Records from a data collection
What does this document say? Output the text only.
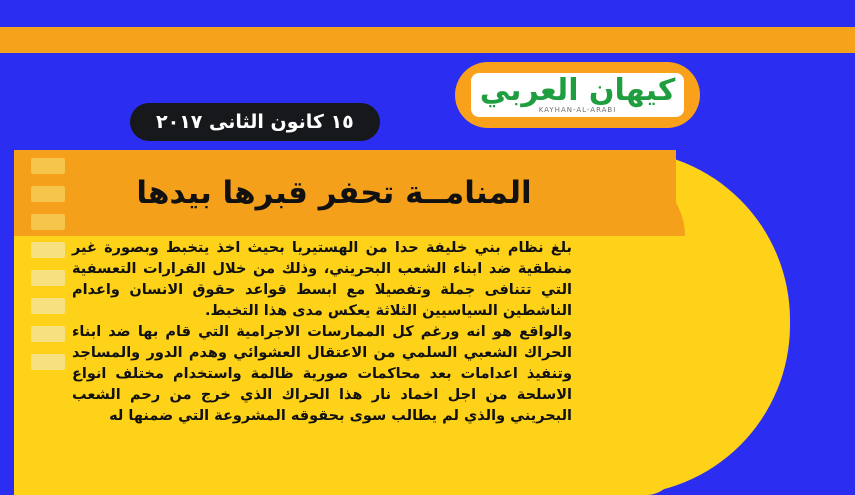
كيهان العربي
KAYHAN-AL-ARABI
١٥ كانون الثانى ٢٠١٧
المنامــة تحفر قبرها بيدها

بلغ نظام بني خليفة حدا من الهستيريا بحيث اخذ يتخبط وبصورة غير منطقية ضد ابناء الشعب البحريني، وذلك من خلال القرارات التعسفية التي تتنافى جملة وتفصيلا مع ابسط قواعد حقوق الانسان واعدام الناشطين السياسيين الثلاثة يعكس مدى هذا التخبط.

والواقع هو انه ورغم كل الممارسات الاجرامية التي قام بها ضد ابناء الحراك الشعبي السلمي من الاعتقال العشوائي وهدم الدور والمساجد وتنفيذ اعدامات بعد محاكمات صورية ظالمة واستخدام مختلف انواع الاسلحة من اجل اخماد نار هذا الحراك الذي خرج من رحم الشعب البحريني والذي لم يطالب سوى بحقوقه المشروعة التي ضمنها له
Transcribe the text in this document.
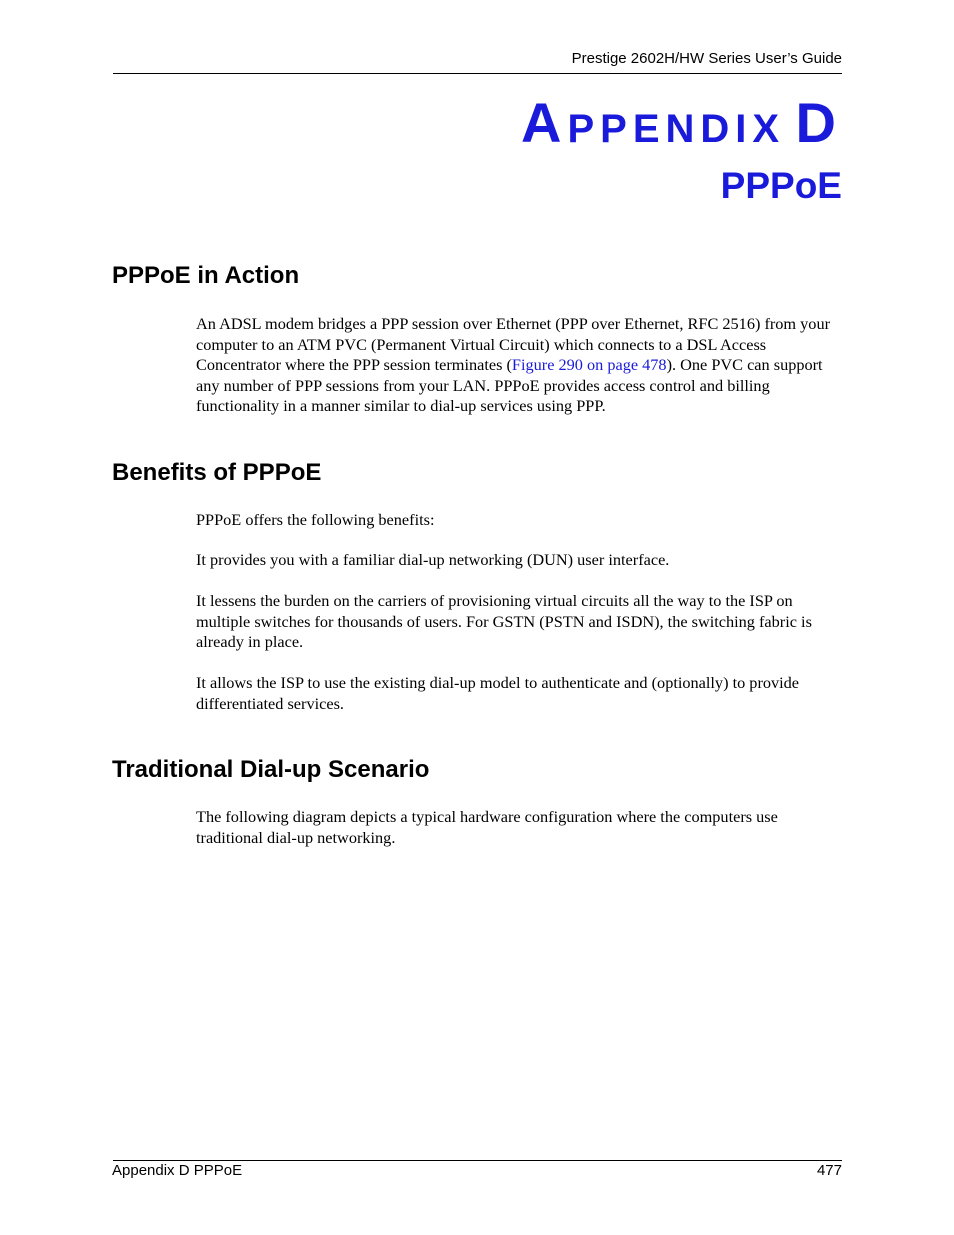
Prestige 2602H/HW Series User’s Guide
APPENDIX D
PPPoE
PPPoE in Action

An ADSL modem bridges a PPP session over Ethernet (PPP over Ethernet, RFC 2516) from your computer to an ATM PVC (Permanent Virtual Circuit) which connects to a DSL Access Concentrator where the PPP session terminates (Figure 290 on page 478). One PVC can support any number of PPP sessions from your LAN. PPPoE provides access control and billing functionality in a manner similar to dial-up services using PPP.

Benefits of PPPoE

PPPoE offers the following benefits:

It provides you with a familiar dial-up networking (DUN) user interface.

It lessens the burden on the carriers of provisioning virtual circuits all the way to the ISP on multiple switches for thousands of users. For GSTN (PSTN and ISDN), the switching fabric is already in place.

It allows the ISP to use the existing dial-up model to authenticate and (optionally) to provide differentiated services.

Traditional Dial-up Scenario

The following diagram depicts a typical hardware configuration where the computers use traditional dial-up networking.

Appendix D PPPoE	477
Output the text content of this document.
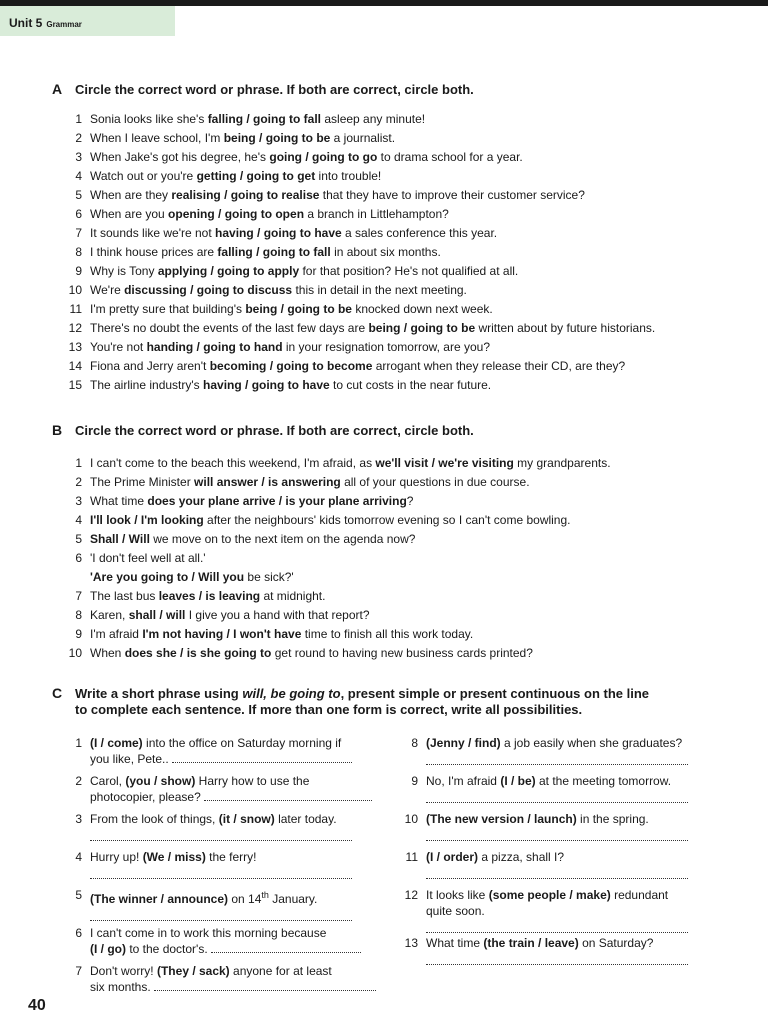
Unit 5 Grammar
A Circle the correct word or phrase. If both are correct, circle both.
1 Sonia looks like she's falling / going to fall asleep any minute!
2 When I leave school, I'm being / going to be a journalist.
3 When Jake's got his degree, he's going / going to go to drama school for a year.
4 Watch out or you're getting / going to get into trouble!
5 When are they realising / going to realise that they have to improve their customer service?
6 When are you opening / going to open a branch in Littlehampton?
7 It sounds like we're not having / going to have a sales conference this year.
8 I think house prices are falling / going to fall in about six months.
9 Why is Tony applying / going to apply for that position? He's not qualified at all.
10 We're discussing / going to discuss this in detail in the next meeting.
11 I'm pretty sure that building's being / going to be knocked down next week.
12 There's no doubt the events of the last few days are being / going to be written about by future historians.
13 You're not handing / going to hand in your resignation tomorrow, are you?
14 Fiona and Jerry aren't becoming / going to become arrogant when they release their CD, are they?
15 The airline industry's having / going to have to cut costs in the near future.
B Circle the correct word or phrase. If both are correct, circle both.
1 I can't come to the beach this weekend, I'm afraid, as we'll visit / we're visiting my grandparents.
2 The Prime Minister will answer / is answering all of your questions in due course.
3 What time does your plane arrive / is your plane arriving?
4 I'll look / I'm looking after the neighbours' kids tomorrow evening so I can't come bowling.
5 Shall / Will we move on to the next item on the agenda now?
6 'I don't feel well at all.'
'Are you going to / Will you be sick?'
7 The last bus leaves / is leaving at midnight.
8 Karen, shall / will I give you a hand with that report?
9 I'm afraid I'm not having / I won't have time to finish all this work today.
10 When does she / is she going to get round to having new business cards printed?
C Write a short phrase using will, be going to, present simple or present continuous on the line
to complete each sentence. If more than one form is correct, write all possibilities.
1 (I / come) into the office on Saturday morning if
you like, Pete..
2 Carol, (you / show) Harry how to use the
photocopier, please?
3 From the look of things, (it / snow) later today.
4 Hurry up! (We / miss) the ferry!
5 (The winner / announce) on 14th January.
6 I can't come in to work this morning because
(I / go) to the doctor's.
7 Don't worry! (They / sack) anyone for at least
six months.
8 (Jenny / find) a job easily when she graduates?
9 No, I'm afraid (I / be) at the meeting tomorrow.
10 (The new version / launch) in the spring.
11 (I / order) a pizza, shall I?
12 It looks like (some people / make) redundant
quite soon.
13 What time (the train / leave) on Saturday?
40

--

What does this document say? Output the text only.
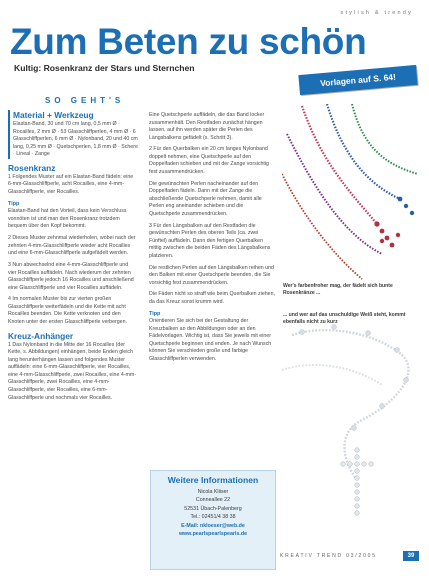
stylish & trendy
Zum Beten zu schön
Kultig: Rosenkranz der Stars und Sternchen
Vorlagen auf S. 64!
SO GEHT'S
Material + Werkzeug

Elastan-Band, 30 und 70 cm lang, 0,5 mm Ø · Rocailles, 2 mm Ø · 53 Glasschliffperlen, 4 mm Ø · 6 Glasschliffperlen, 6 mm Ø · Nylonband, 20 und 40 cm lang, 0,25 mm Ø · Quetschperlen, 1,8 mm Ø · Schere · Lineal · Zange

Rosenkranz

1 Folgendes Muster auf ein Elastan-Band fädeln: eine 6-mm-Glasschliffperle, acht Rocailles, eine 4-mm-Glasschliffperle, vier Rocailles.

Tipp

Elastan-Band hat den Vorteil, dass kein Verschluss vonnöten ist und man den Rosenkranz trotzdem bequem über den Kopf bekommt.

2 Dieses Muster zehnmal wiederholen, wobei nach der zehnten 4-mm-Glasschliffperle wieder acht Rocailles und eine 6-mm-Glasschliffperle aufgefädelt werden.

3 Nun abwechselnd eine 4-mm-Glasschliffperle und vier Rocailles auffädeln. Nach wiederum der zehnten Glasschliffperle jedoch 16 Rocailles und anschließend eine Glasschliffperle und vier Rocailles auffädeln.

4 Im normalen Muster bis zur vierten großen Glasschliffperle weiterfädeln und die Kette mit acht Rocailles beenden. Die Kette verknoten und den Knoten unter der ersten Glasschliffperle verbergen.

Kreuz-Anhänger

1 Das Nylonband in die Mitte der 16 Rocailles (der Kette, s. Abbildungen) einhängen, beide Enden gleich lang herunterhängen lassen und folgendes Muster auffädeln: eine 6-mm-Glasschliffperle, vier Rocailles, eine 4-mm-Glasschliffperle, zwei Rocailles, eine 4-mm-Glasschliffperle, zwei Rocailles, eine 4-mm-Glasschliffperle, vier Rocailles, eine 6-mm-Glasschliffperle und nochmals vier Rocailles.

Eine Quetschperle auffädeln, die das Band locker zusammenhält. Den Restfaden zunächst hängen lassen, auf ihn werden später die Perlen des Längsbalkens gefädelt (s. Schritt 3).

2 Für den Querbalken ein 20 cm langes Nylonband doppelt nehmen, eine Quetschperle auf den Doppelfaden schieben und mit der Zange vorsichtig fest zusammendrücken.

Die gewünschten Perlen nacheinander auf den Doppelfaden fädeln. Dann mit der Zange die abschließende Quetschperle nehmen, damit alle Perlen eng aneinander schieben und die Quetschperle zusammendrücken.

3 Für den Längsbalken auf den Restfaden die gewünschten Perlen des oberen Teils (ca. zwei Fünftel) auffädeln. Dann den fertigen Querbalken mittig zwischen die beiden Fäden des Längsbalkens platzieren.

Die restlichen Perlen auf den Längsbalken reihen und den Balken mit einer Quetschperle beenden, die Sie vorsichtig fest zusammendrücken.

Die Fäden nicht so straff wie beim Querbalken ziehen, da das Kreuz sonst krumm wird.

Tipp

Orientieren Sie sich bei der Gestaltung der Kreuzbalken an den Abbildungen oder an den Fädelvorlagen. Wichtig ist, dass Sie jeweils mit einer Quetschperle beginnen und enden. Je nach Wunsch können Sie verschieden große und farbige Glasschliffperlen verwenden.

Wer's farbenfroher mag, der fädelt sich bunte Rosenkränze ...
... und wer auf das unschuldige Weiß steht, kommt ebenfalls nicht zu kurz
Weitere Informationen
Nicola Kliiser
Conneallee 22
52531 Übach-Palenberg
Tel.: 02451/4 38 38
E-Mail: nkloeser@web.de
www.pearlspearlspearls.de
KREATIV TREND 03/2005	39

**WHAT THE TASK ASKS**
Identify each line in the entries with the word "being" and copy it.

**EXERCISE ANSWER**
2 When I leave school, I'm being / going to be a journalist.
11 I'm pretty sure that building's being / going to be knocked down next week.
12 There's no doubt the events of the last few days are being / going to be written about by future historians.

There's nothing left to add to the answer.